<<<<

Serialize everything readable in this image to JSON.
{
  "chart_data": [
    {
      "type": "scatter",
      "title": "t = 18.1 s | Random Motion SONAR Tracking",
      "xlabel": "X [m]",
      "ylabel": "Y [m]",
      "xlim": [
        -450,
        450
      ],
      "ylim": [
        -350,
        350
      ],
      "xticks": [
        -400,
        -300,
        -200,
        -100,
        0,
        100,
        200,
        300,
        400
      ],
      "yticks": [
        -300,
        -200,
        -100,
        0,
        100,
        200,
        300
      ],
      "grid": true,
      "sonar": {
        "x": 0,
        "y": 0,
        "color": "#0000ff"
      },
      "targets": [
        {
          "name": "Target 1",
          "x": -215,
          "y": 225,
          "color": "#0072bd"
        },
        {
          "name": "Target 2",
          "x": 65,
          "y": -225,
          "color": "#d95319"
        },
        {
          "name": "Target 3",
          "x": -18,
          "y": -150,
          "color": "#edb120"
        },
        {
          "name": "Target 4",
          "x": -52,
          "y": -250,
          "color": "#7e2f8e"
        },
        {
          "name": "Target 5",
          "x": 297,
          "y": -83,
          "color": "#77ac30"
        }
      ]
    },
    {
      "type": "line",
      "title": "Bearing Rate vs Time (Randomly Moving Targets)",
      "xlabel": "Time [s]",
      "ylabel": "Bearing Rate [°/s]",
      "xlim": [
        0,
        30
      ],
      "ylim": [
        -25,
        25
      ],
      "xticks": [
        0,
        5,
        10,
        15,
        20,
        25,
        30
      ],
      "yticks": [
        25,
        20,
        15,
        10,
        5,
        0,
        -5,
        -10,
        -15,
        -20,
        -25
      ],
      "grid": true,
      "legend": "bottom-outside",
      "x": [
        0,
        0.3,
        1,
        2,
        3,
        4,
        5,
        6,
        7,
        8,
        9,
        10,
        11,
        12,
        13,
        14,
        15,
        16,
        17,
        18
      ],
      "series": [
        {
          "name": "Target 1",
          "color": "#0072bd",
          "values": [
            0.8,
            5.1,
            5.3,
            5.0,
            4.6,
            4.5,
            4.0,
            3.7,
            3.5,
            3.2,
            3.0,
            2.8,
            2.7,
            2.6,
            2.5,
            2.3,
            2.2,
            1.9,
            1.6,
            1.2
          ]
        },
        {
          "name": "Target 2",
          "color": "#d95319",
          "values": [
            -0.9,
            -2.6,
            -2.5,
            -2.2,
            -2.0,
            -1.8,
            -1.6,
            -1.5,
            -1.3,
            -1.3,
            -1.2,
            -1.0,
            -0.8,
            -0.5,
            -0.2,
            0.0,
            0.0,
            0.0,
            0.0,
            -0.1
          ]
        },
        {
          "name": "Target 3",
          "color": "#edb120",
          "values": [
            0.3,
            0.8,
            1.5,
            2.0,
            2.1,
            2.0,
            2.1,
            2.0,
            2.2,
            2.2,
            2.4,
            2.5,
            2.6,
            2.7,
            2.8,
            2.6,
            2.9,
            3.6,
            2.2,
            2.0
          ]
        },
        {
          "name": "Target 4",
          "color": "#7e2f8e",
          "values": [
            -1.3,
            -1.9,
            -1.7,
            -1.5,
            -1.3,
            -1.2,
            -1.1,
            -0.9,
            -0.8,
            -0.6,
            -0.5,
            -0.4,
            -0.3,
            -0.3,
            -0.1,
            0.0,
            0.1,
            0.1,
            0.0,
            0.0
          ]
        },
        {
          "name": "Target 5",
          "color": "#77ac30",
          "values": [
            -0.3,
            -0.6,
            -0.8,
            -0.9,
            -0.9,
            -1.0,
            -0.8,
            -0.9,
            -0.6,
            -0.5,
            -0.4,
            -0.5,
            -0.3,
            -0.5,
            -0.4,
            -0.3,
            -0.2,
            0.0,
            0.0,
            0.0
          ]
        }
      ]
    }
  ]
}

>>>>

* **Exercise aim**
The records above should be duplicated in full, exactly as given.

* **Exercise result**
Serialize everything readable in this image to JSON.
{
  "chart_data": [
    {
      "type": "scatter",
      "title": "t = 18.1 s | Random Motion SONAR Tracking",
      "xlabel": "X [m]",
      "ylabel": "Y [m]",
      "xlim": [
        -450,
        450
      ],
      "ylim": [
        -350,
        350
      ],
      "xticks": [
        -400,
        -300,
        -200,
        -100,
        0,
        100,
        200,
        300,
        400
      ],
      "yticks": [
        -300,
        -200,
        -100,
        0,
        100,
        200,
        300
      ],
      "grid": true,
      "sonar": {
        "x": 0,
        "y": 0,
        "color": "#0000ff"
      },
      "targets": [
        {
          "name": "Target 1",
          "x": -215,
          "y": 225,
          "color": "#0072bd"
        },
        {
          "name": "Target 2",
          "x": 65,
          "y": -225,
          "color": "#d95319"
        },
        {
          "name": "Target 3",
          "x": -18,
          "y": -150,
          "color": "#edb120"
        },
        {
          "name": "Target 4",
          "x": -52,
          "y": -250,
          "color": "#7e2f8e"
        },
        {
          "name": "Target 5",
          "x": 297,
          "y": -83,
          "color": "#77ac30"
        }
      ]
    },
    {
      "type": "line",
      "title": "Bearing Rate vs Time (Randomly Moving Targets)",
      "xlabel": "Time [s]",
      "ylabel": "Bearing Rate [°/s]",
      "xlim": [
        0,
        30
      ],
      "ylim": [
        -25,
        25
      ],
      "xticks": [
        0,
        5,
        10,
        15,
        20,
        25,
        30
      ],
      "yticks": [
        25,
        20,
        15,
        10,
        5,
        0,
        -5,
        -10,
        -15,
        -20,
        -25
      ],
      "grid": true,
      "legend": "bottom-outside",
      "x": [
        0,
        0.3,
        1,
        2,
        3,
        4,
        5,
        6,
        7,
        8,
        9,
        10,
        11,
        12,
        13,
        14,
        15,
        16,
        17,
        18
      ],
      "series": [
        {
          "name": "Target 1",
          "color": "#0072bd",
          "values": [
            0.8,
            5.1,
            5.3,
            5.0,
            4.6,
            4.5,
            4.0,
            3.7,
            3.5,
            3.2,
            3.0,
            2.8,
            2.7,
            2.6,
            2.5,
            2.3,
            2.2,
            1.9,
            1.6,
            1.2
          ]
        },
        {
          "name": "Target 2",
          "color": "#d95319",
          "values": [
            -0.9,
            -2.6,
            -2.5,
            -2.2,
            -2.0,
            -1.8,
            -1.6,
            -1.5,
            -1.3,
            -1.3,
            -1.2,
            -1.0,
            -0.8,
            -0.5,
            -0.2,
            0.0,
            0.0,
            0.0,
            0.0,
            -0.1
          ]
        },
        {
          "name": "Target 3",
          "color": "#edb120",
          "values": [
            0.3,
            0.8,
            1.5,
            2.0,
            2.1,
            2.0,
            2.1,
            2.0,
            2.2,
            2.2,
            2.4,
            2.5,
            2.6,
            2.7,
            2.8,
            2.6,
            2.9,
            3.6,
            2.2,
            2.0
          ]
        },
        {
          "name": "Target 4",
          "color": "#7e2f8e",
          "values": [
            -1.3,
            -1.9,
            -1.7,
            -1.5,
            -1.3,
            -1.2,
            -1.1,
            -0.9,
            -0.8,
            -0.6,
            -0.5,
            -0.4,
            -0.3,
            -0.3,
            -0.1,
            0.0,
            0.1,
            0.1,
            0.0,
            0.0
          ]
        },
        {
          "name": "Target 5",
          "color": "#77ac30",
          "values": [
            -0.3,
            -0.6,
            -0.8,
            -0.9,
            -0.9,
            -1.0,
            -0.8,
            -0.9,
            -0.6,
            -0.5,
            -0.4,
            -0.5,
            -0.3,
            -0.5,
            -0.4,
            -0.3,
            -0.2,
            0.0,
            0.0,
            0.0
          ]
        }
      ]
    }
  ]
}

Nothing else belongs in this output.